-- begin --
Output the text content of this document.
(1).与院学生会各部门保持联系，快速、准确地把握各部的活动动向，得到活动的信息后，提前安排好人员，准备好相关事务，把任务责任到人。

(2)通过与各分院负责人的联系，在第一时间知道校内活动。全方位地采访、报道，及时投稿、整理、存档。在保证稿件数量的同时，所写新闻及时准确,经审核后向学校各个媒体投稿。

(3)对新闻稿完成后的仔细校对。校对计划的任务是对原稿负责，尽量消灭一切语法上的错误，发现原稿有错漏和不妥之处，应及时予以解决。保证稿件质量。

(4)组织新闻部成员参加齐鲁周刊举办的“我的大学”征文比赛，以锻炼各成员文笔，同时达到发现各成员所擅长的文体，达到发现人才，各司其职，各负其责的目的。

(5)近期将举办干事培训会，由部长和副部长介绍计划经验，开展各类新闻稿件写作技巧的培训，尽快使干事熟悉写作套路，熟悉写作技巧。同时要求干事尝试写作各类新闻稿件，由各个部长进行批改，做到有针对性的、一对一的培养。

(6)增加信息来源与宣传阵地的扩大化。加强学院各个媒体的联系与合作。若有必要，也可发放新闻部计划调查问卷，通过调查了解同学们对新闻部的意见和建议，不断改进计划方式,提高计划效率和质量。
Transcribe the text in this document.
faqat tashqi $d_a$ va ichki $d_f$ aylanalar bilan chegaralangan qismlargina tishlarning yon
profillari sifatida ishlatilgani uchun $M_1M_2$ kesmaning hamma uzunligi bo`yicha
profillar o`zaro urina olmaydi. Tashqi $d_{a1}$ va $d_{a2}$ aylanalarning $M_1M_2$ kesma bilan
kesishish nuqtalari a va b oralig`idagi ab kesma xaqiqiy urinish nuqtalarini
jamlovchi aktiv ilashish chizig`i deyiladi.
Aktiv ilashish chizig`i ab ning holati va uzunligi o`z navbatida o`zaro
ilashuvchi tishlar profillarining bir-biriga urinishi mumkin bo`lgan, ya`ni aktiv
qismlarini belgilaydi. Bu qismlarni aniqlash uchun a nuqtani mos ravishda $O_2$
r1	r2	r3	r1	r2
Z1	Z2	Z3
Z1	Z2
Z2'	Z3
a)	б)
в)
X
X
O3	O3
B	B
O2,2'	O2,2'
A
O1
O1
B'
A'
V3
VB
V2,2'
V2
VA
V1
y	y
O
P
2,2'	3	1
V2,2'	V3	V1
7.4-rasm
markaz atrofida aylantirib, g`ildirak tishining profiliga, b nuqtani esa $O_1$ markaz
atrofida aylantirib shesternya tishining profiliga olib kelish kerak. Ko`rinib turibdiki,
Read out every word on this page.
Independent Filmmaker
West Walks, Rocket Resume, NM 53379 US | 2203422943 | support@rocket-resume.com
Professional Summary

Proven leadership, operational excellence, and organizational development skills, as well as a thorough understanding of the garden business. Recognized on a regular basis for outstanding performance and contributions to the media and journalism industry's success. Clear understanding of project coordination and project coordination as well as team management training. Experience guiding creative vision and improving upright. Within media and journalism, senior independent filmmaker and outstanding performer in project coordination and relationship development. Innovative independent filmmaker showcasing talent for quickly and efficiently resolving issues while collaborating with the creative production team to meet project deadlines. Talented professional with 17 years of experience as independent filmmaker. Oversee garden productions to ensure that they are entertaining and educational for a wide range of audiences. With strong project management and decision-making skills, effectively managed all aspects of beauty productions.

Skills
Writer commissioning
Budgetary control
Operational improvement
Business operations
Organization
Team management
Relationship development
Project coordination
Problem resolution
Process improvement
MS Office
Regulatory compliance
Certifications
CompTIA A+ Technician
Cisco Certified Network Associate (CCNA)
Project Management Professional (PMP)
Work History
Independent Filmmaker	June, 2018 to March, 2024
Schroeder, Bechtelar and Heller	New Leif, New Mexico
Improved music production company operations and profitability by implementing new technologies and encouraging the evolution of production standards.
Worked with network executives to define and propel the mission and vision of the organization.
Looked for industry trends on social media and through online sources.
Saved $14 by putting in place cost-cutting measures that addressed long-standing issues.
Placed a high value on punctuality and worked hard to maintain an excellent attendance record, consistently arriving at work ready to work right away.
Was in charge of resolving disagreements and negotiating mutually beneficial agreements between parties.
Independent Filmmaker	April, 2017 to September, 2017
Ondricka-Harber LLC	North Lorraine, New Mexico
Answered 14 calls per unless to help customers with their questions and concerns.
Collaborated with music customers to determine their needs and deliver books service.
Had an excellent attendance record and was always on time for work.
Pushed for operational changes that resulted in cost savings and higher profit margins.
-- end --
What needs to be done — Only the number is wanted: how many lines in the data include the word "Mexico"?

Task output — 2